*Request*
Omit images. Retype all entries verbatim.

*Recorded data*
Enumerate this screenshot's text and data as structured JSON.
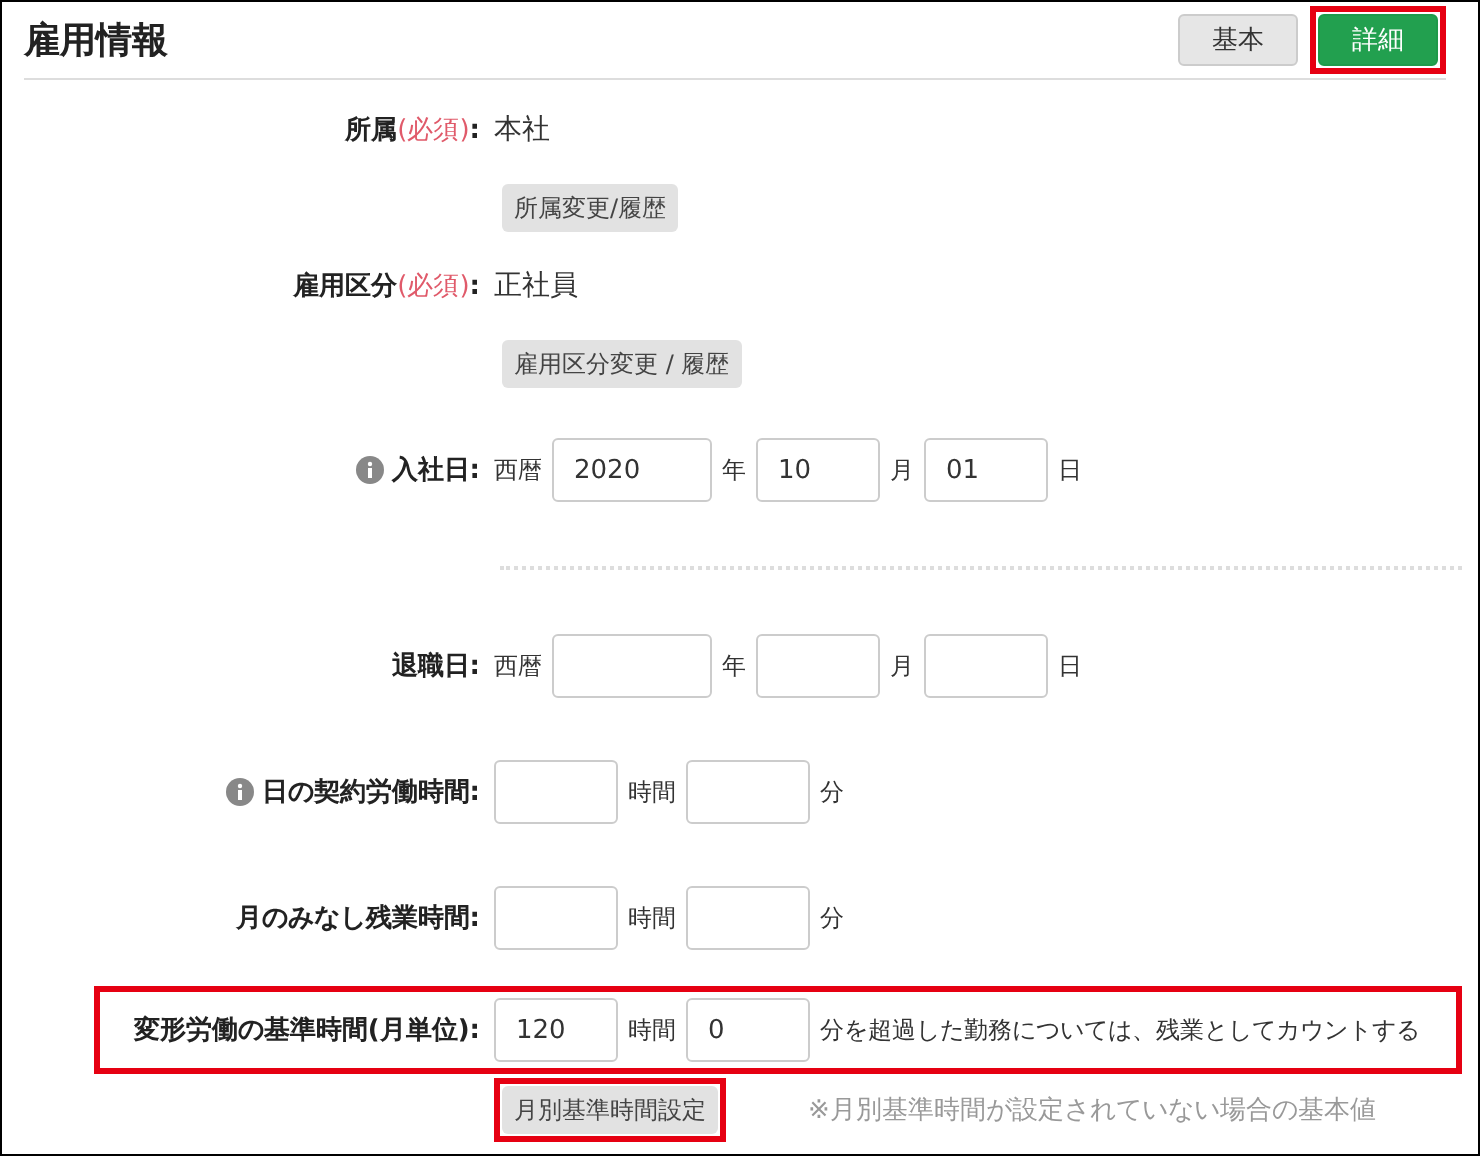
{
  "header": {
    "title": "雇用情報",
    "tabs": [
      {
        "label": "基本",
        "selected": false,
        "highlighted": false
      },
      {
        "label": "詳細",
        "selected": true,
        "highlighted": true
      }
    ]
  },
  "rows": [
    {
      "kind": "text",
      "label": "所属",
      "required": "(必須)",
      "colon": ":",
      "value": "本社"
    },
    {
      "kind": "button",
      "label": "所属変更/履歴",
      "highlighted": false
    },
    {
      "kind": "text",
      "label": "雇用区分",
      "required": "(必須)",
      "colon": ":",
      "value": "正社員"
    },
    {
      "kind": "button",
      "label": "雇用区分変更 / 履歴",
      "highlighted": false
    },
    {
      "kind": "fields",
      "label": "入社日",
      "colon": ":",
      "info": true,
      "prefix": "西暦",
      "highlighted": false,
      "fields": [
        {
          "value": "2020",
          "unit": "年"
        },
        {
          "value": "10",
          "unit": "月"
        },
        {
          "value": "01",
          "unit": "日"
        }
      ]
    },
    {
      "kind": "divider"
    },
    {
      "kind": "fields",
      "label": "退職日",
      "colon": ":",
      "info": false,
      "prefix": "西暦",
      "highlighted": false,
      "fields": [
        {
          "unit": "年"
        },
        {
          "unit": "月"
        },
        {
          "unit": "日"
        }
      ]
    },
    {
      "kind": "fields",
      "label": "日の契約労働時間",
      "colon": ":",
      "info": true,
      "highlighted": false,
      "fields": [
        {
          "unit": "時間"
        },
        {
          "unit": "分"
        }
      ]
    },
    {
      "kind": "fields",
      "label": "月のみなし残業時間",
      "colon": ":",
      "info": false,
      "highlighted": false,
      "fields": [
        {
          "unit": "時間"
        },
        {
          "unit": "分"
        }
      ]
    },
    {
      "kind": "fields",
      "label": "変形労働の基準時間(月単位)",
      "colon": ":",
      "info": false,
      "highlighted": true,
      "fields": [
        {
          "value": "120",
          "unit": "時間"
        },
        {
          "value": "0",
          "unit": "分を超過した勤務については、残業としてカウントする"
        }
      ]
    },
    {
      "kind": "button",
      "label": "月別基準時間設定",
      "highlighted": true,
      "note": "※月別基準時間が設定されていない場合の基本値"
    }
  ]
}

*Reply*
Enumerate this screenshot's text and data as structured JSON.
{
  "header": {
    "title": "雇用情報",
    "tabs": [
      {
        "label": "基本",
        "selected": false,
        "highlighted": false
      },
      {
        "label": "詳細",
        "selected": true,
        "highlighted": true
      }
    ]
  },
  "rows": [
    {
      "kind": "text",
      "label": "所属",
      "required": "(必須)",
      "colon": ":",
      "value": "本社"
    },
    {
      "kind": "button",
      "label": "所属変更/履歴",
      "highlighted": false
    },
    {
      "kind": "text",
      "label": "雇用区分",
      "required": "(必須)",
      "colon": ":",
      "value": "正社員"
    },
    {
      "kind": "button",
      "label": "雇用区分変更 / 履歴",
      "highlighted": false
    },
    {
      "kind": "fields",
      "label": "入社日",
      "colon": ":",
      "info": true,
      "prefix": "西暦",
      "highlighted": false,
      "fields": [
        {
          "value": "2020",
          "unit": "年"
        },
        {
          "value": "10",
          "unit": "月"
        },
        {
          "value": "01",
          "unit": "日"
        }
      ]
    },
    {
      "kind": "divider"
    },
    {
      "kind": "fields",
      "label": "退職日",
      "colon": ":",
      "info": false,
      "prefix": "西暦",
      "highlighted": false,
      "fields": [
        {
          "unit": "年"
        },
        {
          "unit": "月"
        },
        {
          "unit": "日"
        }
      ]
    },
    {
      "kind": "fields",
      "label": "日の契約労働時間",
      "colon": ":",
      "info": true,
      "highlighted": false,
      "fields": [
        {
          "unit": "時間"
        },
        {
          "unit": "分"
        }
      ]
    },
    {
      "kind": "fields",
      "label": "月のみなし残業時間",
      "colon": ":",
      "info": false,
      "highlighted": false,
      "fields": [
        {
          "unit": "時間"
        },
        {
          "unit": "分"
        }
      ]
    },
    {
      "kind": "fields",
      "label": "変形労働の基準時間(月単位)",
      "colon": ":",
      "info": false,
      "highlighted": true,
      "fields": [
        {
          "value": "120",
          "unit": "時間"
        },
        {
          "value": "0",
          "unit": "分を超過した勤務については、残業としてカウントする"
        }
      ]
    },
    {
      "kind": "button",
      "label": "月別基準時間設定",
      "highlighted": true,
      "note": "※月別基準時間が設定されていない場合の基本値"
    }
  ]
}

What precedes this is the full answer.